>> begin
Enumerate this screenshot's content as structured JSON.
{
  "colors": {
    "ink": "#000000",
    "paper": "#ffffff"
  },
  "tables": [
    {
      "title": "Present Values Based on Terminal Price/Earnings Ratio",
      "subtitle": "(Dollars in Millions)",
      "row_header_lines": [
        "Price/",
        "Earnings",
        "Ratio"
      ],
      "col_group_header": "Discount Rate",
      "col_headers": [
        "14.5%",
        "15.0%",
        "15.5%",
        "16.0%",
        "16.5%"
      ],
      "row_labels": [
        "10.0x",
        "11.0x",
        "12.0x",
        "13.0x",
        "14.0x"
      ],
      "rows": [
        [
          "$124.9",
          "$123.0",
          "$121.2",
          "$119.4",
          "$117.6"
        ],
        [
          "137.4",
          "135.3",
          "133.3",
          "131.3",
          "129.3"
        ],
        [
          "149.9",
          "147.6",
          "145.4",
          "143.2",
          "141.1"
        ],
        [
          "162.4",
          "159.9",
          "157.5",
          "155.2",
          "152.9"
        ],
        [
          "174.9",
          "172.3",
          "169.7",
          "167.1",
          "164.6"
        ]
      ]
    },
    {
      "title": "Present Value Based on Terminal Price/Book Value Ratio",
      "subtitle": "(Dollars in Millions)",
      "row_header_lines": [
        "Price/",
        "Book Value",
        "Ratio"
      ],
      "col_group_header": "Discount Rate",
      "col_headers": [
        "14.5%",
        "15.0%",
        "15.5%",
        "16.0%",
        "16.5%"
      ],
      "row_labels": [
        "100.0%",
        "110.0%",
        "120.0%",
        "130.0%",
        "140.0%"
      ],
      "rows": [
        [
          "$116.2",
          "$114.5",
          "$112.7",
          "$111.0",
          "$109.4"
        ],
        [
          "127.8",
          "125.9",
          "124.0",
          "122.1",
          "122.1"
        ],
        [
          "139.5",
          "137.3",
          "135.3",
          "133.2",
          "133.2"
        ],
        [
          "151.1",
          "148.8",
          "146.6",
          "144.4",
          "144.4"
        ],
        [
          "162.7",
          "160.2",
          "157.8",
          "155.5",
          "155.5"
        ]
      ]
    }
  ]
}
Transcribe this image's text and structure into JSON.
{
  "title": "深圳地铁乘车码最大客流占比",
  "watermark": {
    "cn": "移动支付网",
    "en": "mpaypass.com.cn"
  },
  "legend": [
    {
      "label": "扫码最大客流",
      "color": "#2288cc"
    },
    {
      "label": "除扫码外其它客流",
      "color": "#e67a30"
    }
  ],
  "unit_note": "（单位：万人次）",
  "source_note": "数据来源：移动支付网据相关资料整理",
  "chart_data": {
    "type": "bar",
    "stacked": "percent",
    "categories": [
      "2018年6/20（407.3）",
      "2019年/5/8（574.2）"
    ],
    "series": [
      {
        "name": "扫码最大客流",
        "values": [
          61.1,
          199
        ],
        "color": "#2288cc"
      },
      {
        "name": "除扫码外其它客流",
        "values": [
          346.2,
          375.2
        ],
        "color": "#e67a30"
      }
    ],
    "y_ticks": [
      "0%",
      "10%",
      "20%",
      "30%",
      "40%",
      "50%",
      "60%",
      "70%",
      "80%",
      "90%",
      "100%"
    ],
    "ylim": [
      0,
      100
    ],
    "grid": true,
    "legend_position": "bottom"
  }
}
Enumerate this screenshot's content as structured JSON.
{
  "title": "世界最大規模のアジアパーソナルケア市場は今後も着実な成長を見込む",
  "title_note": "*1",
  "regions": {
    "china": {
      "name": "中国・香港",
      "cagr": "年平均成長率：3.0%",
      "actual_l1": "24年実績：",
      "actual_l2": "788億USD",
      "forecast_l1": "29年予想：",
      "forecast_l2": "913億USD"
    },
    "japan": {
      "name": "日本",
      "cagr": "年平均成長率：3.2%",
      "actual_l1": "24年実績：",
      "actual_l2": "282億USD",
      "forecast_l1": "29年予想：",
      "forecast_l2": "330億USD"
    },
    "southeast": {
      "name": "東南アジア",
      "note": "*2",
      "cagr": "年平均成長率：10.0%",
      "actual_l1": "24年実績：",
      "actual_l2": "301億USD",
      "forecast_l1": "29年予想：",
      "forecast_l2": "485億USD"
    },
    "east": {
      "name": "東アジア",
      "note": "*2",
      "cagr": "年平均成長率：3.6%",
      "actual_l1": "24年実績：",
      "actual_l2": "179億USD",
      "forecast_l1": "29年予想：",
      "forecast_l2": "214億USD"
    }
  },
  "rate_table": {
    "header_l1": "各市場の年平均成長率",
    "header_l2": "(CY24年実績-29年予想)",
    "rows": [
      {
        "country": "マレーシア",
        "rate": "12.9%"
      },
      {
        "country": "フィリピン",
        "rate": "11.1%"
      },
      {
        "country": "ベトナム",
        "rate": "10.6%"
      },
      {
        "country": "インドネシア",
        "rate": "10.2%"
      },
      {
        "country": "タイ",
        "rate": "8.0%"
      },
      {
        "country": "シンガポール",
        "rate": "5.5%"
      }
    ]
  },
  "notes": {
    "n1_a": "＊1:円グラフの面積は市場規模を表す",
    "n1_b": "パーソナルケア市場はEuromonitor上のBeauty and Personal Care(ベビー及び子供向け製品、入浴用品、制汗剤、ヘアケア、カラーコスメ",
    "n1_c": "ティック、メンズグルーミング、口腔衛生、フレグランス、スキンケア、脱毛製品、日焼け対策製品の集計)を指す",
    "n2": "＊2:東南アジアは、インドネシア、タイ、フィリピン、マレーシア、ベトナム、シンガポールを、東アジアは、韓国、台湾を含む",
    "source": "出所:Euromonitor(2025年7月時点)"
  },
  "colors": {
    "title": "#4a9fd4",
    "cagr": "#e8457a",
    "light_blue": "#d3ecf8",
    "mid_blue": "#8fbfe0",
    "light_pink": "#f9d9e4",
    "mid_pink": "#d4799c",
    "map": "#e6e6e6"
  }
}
>> end
• _Written problem_:
Can you give every line above again, exactly as written?

• _Full solution_:
Enumerate this screenshot's content as structured JSON.
{
  "colors": {
    "ink": "#000000",
    "paper": "#ffffff"
  },
  "tables": [
    {
      "title": "Present Values Based on Terminal Price/Earnings Ratio",
      "subtitle": "(Dollars in Millions)",
      "row_header_lines": [
        "Price/",
        "Earnings",
        "Ratio"
      ],
      "col_group_header": "Discount Rate",
      "col_headers": [
        "14.5%",
        "15.0%",
        "15.5%",
        "16.0%",
        "16.5%"
      ],
      "row_labels": [
        "10.0x",
        "11.0x",
        "12.0x",
        "13.0x",
        "14.0x"
      ],
      "rows": [
        [
          "$124.9",
          "$123.0",
          "$121.2",
          "$119.4",
          "$117.6"
        ],
        [
          "137.4",
          "135.3",
          "133.3",
          "131.3",
          "129.3"
        ],
        [
          "149.9",
          "147.6",
          "145.4",
          "143.2",
          "141.1"
        ],
        [
          "162.4",
          "159.9",
          "157.5",
          "155.2",
          "152.9"
        ],
        [
          "174.9",
          "172.3",
          "169.7",
          "167.1",
          "164.6"
        ]
      ]
    },
    {
      "title": "Present Value Based on Terminal Price/Book Value Ratio",
      "subtitle": "(Dollars in Millions)",
      "row_header_lines": [
        "Price/",
        "Book Value",
        "Ratio"
      ],
      "col_group_header": "Discount Rate",
      "col_headers": [
        "14.5%",
        "15.0%",
        "15.5%",
        "16.0%",
        "16.5%"
      ],
      "row_labels": [
        "100.0%",
        "110.0%",
        "120.0%",
        "130.0%",
        "140.0%"
      ],
      "rows": [
        [
          "$116.2",
          "$114.5",
          "$112.7",
          "$111.0",
          "$109.4"
        ],
        [
          "127.8",
          "125.9",
          "124.0",
          "122.1",
          "122.1"
        ],
        [
          "139.5",
          "137.3",
          "135.3",
          "133.2",
          "133.2"
        ],
        [
          "151.1",
          "148.8",
          "146.6",
          "144.4",
          "144.4"
        ],
        [
          "162.7",
          "160.2",
          "157.8",
          "155.5",
          "155.5"
        ]
      ]
    }
  ]
}
Transcribe this image's text and structure into JSON.
{
  "title": "深圳地铁乘车码最大客流占比",
  "watermark": {
    "cn": "移动支付网",
    "en": "mpaypass.com.cn"
  },
  "legend": [
    {
      "label": "扫码最大客流",
      "color": "#2288cc"
    },
    {
      "label": "除扫码外其它客流",
      "color": "#e67a30"
    }
  ],
  "unit_note": "（单位：万人次）",
  "source_note": "数据来源：移动支付网据相关资料整理",
  "chart_data": {
    "type": "bar",
    "stacked": "percent",
    "categories": [
      "2018年6/20（407.3）",
      "2019年/5/8（574.2）"
    ],
    "series": [
      {
        "name": "扫码最大客流",
        "values": [
          61.1,
          199
        ],
        "color": "#2288cc"
      },
      {
        "name": "除扫码外其它客流",
        "values": [
          346.2,
          375.2
        ],
        "color": "#e67a30"
      }
    ],
    "y_ticks": [
      "0%",
      "10%",
      "20%",
      "30%",
      "40%",
      "50%",
      "60%",
      "70%",
      "80%",
      "90%",
      "100%"
    ],
    "ylim": [
      0,
      100
    ],
    "grid": true,
    "legend_position": "bottom"
  }
}
Enumerate this screenshot's content as structured JSON.
{
  "title": "世界最大規模のアジアパーソナルケア市場は今後も着実な成長を見込む",
  "title_note": "*1",
  "regions": {
    "china": {
      "name": "中国・香港",
      "cagr": "年平均成長率：3.0%",
      "actual_l1": "24年実績：",
      "actual_l2": "788億USD",
      "forecast_l1": "29年予想：",
      "forecast_l2": "913億USD"
    },
    "japan": {
      "name": "日本",
      "cagr": "年平均成長率：3.2%",
      "actual_l1": "24年実績：",
      "actual_l2": "282億USD",
      "forecast_l1": "29年予想：",
      "forecast_l2": "330億USD"
    },
    "southeast": {
      "name": "東南アジア",
      "note": "*2",
      "cagr": "年平均成長率：10.0%",
      "actual_l1": "24年実績：",
      "actual_l2": "301億USD",
      "forecast_l1": "29年予想：",
      "forecast_l2": "485億USD"
    },
    "east": {
      "name": "東アジア",
      "note": "*2",
      "cagr": "年平均成長率：3.6%",
      "actual_l1": "24年実績：",
      "actual_l2": "179億USD",
      "forecast_l1": "29年予想：",
      "forecast_l2": "214億USD"
    }
  },
  "rate_table": {
    "header_l1": "各市場の年平均成長率",
    "header_l2": "(CY24年実績-29年予想)",
    "rows": [
      {
        "country": "マレーシア",
        "rate": "12.9%"
      },
      {
        "country": "フィリピン",
        "rate": "11.1%"
      },
      {
        "country": "ベトナム",
        "rate": "10.6%"
      },
      {
        "country": "インドネシア",
        "rate": "10.2%"
      },
      {
        "country": "タイ",
        "rate": "8.0%"
      },
      {
        "country": "シンガポール",
        "rate": "5.5%"
      }
    ]
  },
  "notes": {
    "n1_a": "＊1:円グラフの面積は市場規模を表す",
    "n1_b": "パーソナルケア市場はEuromonitor上のBeauty and Personal Care(ベビー及び子供向け製品、入浴用品、制汗剤、ヘアケア、カラーコスメ",
    "n1_c": "ティック、メンズグルーミング、口腔衛生、フレグランス、スキンケア、脱毛製品、日焼け対策製品の集計)を指す",
    "n2": "＊2:東南アジアは、インドネシア、タイ、フィリピン、マレーシア、ベトナム、シンガポールを、東アジアは、韓国、台湾を含む",
    "source": "出所:Euromonitor(2025年7月時点)"
  },
  "colors": {
    "title": "#4a9fd4",
    "cagr": "#e8457a",
    "light_blue": "#d3ecf8",
    "mid_blue": "#8fbfe0",
    "light_pink": "#f9d9e4",
    "mid_pink": "#d4799c",
    "map": "#e6e6e6"
  }
}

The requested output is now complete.